▶ _INSTRUÇÕES DA TAREFA_
Transcreva fielmente o trecho da crítica ao concerto no Coliseu de Lisboa que vai de "De olhar cravado" a "também não comprometeu.", inclusive.
──────── EXCERTO DA PÁGINA
Pelos dedos das mãos se contam as ocasiões em que o Coliseu decidiu entoar o nome de uma banda de abertura. E maior se torna o esforço da nossa memória quando limitamos o leque de resultados a grupos quase desconhecidos para o público português. Porém, os Red Fang são como aqueles indivíduos, que, passados dez minutos de amena cavaqueira inicial, nos parecem velhos conhecidos e antigos companheiros de peripécias. O ar despreocupado e descontraído com que os norte-americanos vão passeando o seu manancial de riffs e grooves bem cinzelados encanta. A catchiness e simplicidade de temas como Hank Is Dead ou Malverde, desenhados sob a batuta do stoner e blues sulista (com um piscar de olho a Melvins), fazem das figuras barbudas que compõem os Red Fang personagens de um conto onde a cerveja gelada é o combustível de um motor que não se rege só pelo mid-tempo e decide, aqui e ali, pressionar o acelerador.

Tudo isso foi transportado com exactidão para o palco do Coliseu de Lisboa, onde, sem receio de enfrentar uma plateia bem composta, os homens de Portland ofereceram quarenta e cinco minutos daquilo em que o rock n’ roll deve ser alicerçado. Sem ornamentos desnecessários, sem esforços supérfluos – apenas vontade de aproveitar a ocasião, com a mesma boa disposição e à vontade com que gastaram os cinco mil euros da Relapse no clip de Wires. Não admira, portanto, o ruidoso aplauso com que a plateia os brindou no final; não espanta que vários tenham sido aqueles que saíram do Coliseu com uma camisola deles.  E não surpreende que muitos se tenham arrependido do ar sobranceiro com que receberam o anúncio dos Red Fang para a primeira parte da noite que trouxe os Mastodon pela primeira vez em nome próprio a Portugal.

Red Fang © Paulo Tavares

“Esses gajos no Coliseu é que era!”, ouvia-se, com recorrência, assim que o assunto Mastodon era trazido à mesa de conversa. Dry Bone Valley colocou um ponto final na ânsia daqueles que, após várias passagens por festivais e primeiras partes de outras bandas, desejavam ver o quarteto com direito a uma noite sua. Uma entrada fria, como que a apalpar terreno, ou não fosse a faixa de abertura pertencente a um disco que ainda se está a entranhar no faro daqueles que se inebriaram com Leviathan ou Crack The Skye. A reacção muda de pronto quando a guitarra de um Brent Hinds em leve coxeio (havia partido o pé faz dias) desembesta o riff de Crystal Skull – sejam, então, bem-vindos ao sludge arquitectónico made in Atlanta.

De olhar cravado numa plateia em efervescência, os Mastodon ofereceram, em tom ríspido, aquilo que os tornou grandes – de tal forma, que se torna caricato imaginá-los, em 2003, a abrir para os The Haunted, no Paradise Garage. Directamente de LeviathanI Am Ahab e Megalodon (que adrenalina, no despique final) atiçaram múltiplos vortexes, para onde convergiam os corpos à procura do embate. Por entre elas, Colony of Birchmen aquecia a garganta de um Coliseu que se fez ruidosamente ouvir e percebeu que, afinal, as vozes do grupo estão bem melhores do que as lembranças de um Super Bock Super Rock ou de um Alive nos faziam pensar – mesmo quando Troy Sanders se vê obrigado a vociferar as partes de Scott Kelly em Spectrelight. O som, esse, também não comprometeu.
────────────────
──────── LISTA DE LINHAS
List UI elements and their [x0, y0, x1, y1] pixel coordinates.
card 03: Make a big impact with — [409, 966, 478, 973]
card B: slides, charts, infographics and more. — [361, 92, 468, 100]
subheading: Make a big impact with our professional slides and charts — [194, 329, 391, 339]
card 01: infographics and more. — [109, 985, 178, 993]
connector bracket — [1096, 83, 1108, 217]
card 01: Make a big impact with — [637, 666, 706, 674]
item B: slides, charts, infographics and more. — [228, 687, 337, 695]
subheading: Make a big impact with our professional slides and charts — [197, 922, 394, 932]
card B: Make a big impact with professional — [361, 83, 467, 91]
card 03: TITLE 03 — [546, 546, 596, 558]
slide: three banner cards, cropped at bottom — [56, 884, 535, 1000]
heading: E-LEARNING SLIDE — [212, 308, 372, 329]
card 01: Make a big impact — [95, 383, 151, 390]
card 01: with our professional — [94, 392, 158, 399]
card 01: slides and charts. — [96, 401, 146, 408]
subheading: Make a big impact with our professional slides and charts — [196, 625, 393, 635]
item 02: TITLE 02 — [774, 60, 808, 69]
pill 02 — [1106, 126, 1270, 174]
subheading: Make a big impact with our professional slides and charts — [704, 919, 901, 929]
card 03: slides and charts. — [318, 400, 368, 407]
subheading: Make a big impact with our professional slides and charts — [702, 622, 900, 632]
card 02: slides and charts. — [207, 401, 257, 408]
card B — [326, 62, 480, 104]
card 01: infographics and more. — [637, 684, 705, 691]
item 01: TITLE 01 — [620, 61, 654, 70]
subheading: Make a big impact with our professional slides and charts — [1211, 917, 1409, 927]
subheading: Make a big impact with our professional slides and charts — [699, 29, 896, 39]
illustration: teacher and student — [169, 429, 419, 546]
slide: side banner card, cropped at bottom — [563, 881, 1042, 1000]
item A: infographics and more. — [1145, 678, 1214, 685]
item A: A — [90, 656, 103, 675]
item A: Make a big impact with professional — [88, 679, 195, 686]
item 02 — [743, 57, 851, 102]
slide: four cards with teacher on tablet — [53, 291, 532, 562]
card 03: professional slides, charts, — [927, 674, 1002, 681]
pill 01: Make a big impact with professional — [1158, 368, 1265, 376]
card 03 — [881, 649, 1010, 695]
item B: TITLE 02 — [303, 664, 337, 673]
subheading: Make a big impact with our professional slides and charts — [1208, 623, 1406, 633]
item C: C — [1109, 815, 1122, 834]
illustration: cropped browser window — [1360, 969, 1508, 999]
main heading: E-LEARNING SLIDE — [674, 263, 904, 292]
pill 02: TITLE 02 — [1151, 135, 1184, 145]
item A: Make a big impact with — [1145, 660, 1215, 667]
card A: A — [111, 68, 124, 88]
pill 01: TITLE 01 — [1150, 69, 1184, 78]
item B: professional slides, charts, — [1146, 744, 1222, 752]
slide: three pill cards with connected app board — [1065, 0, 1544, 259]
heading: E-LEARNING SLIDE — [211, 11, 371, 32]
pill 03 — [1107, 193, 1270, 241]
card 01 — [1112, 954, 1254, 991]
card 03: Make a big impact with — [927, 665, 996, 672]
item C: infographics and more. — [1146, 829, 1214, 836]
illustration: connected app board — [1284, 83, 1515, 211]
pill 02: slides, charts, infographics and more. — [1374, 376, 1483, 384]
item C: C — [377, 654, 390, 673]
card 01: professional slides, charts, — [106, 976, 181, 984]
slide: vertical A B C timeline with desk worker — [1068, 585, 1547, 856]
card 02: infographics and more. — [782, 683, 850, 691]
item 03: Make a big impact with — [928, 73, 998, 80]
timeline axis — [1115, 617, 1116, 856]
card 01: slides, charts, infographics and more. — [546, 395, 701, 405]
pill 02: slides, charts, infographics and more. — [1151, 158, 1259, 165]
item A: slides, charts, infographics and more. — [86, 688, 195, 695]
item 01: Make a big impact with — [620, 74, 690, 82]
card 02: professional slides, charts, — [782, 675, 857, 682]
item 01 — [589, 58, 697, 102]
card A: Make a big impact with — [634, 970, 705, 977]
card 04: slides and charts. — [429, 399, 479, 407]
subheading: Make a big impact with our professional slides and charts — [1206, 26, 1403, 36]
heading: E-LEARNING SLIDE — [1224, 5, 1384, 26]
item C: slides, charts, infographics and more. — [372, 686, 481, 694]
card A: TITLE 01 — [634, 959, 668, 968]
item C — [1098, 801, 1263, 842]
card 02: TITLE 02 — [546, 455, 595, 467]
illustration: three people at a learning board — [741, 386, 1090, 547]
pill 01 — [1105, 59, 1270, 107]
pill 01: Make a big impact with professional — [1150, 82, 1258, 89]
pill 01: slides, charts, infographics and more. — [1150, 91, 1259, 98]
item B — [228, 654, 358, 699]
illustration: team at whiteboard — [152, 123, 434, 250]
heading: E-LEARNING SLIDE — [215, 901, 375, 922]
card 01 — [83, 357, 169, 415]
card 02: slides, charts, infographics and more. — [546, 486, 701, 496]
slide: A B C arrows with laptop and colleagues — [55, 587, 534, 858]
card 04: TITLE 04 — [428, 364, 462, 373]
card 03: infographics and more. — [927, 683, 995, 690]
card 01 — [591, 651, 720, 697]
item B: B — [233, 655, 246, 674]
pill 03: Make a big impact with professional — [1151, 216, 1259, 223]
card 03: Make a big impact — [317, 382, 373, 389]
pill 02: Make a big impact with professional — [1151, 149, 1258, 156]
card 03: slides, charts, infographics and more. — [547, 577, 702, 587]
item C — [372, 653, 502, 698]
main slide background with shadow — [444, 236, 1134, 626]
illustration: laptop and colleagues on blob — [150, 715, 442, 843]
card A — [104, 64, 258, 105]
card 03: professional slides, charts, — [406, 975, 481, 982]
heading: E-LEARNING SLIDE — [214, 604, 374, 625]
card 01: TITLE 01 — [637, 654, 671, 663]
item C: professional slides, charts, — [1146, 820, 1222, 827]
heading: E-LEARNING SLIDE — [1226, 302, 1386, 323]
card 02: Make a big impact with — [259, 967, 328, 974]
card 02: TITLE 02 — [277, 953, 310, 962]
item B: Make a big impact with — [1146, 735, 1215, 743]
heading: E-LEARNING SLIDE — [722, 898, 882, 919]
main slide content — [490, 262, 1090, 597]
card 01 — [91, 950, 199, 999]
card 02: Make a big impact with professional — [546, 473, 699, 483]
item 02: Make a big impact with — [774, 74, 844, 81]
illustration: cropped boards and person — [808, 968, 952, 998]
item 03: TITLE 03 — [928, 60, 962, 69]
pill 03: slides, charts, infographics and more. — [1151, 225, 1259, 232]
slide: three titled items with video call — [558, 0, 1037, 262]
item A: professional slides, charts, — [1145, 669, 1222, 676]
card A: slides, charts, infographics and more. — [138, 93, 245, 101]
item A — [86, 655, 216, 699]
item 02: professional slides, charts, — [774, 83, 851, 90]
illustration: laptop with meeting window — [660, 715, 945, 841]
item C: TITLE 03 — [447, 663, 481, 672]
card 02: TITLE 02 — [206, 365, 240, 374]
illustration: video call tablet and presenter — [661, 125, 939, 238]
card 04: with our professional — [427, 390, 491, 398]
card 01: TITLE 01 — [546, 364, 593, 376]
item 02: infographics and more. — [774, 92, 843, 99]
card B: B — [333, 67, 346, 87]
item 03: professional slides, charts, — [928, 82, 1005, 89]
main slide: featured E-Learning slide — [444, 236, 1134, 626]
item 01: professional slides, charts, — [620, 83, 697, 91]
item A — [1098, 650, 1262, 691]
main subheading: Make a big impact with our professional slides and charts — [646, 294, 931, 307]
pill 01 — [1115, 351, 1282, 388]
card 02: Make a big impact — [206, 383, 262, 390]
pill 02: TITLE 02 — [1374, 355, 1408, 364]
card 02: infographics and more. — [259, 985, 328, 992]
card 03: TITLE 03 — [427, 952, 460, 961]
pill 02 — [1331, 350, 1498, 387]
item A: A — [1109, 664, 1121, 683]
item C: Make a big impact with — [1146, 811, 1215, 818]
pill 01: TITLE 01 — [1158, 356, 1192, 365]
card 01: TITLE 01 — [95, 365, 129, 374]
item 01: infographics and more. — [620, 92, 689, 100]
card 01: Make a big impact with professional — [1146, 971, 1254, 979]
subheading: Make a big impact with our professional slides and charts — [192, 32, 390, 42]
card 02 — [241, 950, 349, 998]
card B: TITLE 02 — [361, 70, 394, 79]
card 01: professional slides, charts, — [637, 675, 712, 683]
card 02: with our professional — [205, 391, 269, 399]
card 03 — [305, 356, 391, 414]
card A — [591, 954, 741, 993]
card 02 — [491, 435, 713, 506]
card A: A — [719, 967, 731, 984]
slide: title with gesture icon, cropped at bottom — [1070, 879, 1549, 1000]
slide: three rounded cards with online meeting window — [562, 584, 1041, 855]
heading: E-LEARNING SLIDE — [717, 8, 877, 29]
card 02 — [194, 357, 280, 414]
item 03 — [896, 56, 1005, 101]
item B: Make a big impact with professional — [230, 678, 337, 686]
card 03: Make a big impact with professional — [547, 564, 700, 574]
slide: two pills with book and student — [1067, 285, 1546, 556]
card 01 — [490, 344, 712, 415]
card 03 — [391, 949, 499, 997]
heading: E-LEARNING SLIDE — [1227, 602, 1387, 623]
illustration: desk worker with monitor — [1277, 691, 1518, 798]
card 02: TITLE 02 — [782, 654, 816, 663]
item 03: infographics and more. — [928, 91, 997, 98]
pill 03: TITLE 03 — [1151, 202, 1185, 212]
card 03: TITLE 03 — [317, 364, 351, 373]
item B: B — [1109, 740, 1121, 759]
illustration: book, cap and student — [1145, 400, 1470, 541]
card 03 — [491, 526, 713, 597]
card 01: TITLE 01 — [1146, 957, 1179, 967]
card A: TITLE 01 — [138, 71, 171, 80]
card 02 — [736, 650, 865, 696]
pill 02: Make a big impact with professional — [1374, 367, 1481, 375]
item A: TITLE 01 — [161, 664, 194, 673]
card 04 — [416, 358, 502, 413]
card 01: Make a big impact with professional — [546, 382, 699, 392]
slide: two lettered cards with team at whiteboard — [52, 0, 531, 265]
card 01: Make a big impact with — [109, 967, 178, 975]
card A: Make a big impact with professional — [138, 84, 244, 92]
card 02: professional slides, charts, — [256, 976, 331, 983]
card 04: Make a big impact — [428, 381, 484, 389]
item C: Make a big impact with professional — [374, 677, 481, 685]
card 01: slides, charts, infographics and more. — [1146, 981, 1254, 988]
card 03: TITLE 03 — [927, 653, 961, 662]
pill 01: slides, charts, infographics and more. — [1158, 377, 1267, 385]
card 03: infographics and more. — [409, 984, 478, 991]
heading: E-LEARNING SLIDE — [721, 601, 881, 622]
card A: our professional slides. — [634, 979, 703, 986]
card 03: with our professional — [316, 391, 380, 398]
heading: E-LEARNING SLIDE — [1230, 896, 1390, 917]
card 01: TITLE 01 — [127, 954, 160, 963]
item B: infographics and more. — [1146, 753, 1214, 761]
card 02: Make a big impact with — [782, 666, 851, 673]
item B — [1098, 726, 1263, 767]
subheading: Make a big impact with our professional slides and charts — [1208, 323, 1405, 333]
────────────────
▶ _RESULTADO DO EXERCÍCIO_
De olhar cravado numa plateia em efervescência, os Mastodon ofereceram, em tom ríspido, aquilo que os tornou grandes – de tal forma, que se torna caricato imaginá-los, em 2003, a abrir para os The Haunted, no Paradise Garage. Directamente de LeviathanI Am Ahab e Megalodon (que adrenalina, no despique final) atiçaram múltiplos vortexes, para onde convergiam os corpos à procura do embate. Por entre elas, Colony of Birchmen aquecia a garganta de um Coliseu que se fez ruidosamente ouvir e percebeu que, afinal, as vozes do grupo estão bem melhores do que as lembranças de um Super Bock Super Rock ou de um Alive nos faziam pensar – mesmo quando Troy Sanders se vê obrigado a vociferar as partes de Scott Kelly em Spectrelight. O som, esse, também não comprometeu.